Task brief → Reproduce the listing below in its entirety. Change nothing.

Recorded data
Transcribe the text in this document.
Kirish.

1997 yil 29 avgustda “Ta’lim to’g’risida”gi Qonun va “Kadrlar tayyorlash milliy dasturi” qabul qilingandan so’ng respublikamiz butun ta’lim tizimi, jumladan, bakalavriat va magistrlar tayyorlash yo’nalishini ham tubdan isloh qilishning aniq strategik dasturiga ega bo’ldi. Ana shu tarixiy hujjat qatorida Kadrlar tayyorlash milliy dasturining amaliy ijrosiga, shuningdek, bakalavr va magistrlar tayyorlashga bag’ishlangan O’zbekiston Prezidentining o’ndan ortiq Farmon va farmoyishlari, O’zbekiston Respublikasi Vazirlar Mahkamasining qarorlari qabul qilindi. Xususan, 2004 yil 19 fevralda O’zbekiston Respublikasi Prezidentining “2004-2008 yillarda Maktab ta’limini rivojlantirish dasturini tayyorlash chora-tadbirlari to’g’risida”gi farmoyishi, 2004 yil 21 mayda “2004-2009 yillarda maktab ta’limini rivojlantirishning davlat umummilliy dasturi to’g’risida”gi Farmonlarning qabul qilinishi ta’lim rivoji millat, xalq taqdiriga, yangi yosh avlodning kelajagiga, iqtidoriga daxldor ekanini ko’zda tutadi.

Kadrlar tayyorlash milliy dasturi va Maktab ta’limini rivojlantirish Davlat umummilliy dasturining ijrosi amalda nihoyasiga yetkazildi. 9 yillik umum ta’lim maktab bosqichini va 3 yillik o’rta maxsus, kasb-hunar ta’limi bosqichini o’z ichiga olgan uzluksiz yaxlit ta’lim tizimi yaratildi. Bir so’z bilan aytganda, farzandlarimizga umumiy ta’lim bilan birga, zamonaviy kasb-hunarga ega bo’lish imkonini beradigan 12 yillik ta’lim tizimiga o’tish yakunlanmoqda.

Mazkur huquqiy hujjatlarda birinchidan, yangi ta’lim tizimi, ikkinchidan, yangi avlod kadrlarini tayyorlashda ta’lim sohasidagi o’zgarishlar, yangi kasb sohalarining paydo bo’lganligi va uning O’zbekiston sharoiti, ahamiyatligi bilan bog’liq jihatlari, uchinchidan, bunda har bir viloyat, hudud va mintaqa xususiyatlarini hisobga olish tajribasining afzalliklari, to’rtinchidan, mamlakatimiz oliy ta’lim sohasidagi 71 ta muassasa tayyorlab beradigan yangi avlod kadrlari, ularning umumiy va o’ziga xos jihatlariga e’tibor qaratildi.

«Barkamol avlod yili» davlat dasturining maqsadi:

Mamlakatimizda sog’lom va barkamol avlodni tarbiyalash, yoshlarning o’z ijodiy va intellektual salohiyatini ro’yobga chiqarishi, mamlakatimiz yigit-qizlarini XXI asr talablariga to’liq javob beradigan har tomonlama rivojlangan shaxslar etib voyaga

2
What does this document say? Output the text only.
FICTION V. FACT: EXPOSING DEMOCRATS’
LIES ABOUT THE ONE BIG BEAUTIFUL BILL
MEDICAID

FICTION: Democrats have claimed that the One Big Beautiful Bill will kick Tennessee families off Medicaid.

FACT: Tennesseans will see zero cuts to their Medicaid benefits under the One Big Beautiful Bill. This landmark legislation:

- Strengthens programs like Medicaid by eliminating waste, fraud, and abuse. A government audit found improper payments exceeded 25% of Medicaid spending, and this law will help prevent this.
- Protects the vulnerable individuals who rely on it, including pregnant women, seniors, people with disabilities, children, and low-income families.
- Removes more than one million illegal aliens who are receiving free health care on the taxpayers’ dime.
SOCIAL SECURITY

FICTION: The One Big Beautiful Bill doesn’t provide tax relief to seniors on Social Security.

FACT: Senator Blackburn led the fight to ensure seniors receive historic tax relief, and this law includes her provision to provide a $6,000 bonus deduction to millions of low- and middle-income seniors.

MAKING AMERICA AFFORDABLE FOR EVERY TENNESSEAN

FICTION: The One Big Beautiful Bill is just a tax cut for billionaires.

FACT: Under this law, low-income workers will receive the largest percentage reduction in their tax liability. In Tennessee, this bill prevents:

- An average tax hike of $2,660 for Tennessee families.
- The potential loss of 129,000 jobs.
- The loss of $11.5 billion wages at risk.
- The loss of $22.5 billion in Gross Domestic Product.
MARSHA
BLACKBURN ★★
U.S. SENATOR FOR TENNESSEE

Result below →
Transcribe the text in this document.
Kirish.

1997 yil 29 avgustda “Ta’lim to’g’risida”gi Qonun va “Kadrlar tayyorlash milliy dasturi” qabul qilingandan so’ng respublikamiz butun ta’lim tizimi, jumladan, bakalavriat va magistrlar tayyorlash yo’nalishini ham tubdan isloh qilishning aniq strategik dasturiga ega bo’ldi. Ana shu tarixiy hujjat qatorida Kadrlar tayyorlash milliy dasturining amaliy ijrosiga, shuningdek, bakalavr va magistrlar tayyorlashga bag’ishlangan O’zbekiston Prezidentining o’ndan ortiq Farmon va farmoyishlari, O’zbekiston Respublikasi Vazirlar Mahkamasining qarorlari qabul qilindi. Xususan, 2004 yil 19 fevralda O’zbekiston Respublikasi Prezidentining “2004-2008 yillarda Maktab ta’limini rivojlantirish dasturini tayyorlash chora-tadbirlari to’g’risida”gi farmoyishi, 2004 yil 21 mayda “2004-2009 yillarda maktab ta’limini rivojlantirishning davlat umummilliy dasturi to’g’risida”gi Farmonlarning qabul qilinishi ta’lim rivoji millat, xalq taqdiriga, yangi yosh avlodning kelajagiga, iqtidoriga daxldor ekanini ko’zda tutadi.

Kadrlar tayyorlash milliy dasturi va Maktab ta’limini rivojlantirish Davlat umummilliy dasturining ijrosi amalda nihoyasiga yetkazildi. 9 yillik umum ta’lim maktab bosqichini va 3 yillik o’rta maxsus, kasb-hunar ta’limi bosqichini o’z ichiga olgan uzluksiz yaxlit ta’lim tizimi yaratildi. Bir so’z bilan aytganda, farzandlarimizga umumiy ta’lim bilan birga, zamonaviy kasb-hunarga ega bo’lish imkonini beradigan 12 yillik ta’lim tizimiga o’tish yakunlanmoqda.

Mazkur huquqiy hujjatlarda birinchidan, yangi ta’lim tizimi, ikkinchidan, yangi avlod kadrlarini tayyorlashda ta’lim sohasidagi o’zgarishlar, yangi kasb sohalarining paydo bo’lganligi va uning O’zbekiston sharoiti, ahamiyatligi bilan bog’liq jihatlari, uchinchidan, bunda har bir viloyat, hudud va mintaqa xususiyatlarini hisobga olish tajribasining afzalliklari, to’rtinchidan, mamlakatimiz oliy ta’lim sohasidagi 71 ta muassasa tayyorlab beradigan yangi avlod kadrlari, ularning umumiy va o’ziga xos jihatlariga e’tibor qaratildi.

«Barkamol avlod yili» davlat dasturining maqsadi:

Mamlakatimizda sog’lom va barkamol avlodni tarbiyalash, yoshlarning o’z ijodiy va intellektual salohiyatini ro’yobga chiqarishi, mamlakatimiz yigit-qizlarini XXI asr talablariga to’liq javob beradigan har tomonlama rivojlangan shaxslar etib voyaga

2
What does this document say? Output the text only.
FICTION V. FACT: EXPOSING DEMOCRATS’
LIES ABOUT THE ONE BIG BEAUTIFUL BILL
MEDICAID

FICTION: Democrats have claimed that the One Big Beautiful Bill will kick Tennessee families off Medicaid.

FACT: Tennesseans will see zero cuts to their Medicaid benefits under the One Big Beautiful Bill. This landmark legislation:

- Strengthens programs like Medicaid by eliminating waste, fraud, and abuse. A government audit found improper payments exceeded 25% of Medicaid spending, and this law will help prevent this.
- Protects the vulnerable individuals who rely on it, including pregnant women, seniors, people with disabilities, children, and low-income families.
- Removes more than one million illegal aliens who are receiving free health care on the taxpayers’ dime.
SOCIAL SECURITY

FICTION: The One Big Beautiful Bill doesn’t provide tax relief to seniors on Social Security.

FACT: Senator Blackburn led the fight to ensure seniors receive historic tax relief, and this law includes her provision to provide a $6,000 bonus deduction to millions of low- and middle-income seniors.

MAKING AMERICA AFFORDABLE FOR EVERY TENNESSEAN

FICTION: The One Big Beautiful Bill is just a tax cut for billionaires.

FACT: Under this law, low-income workers will receive the largest percentage reduction in their tax liability. In Tennessee, this bill prevents:

- An average tax hike of $2,660 for Tennessee families.
- The potential loss of 129,000 jobs.
- The loss of $11.5 billion wages at risk.
- The loss of $22.5 billion in Gross Domestic Product.
MARSHA
BLACKBURN ★★
U.S. SENATOR FOR TENNESSEE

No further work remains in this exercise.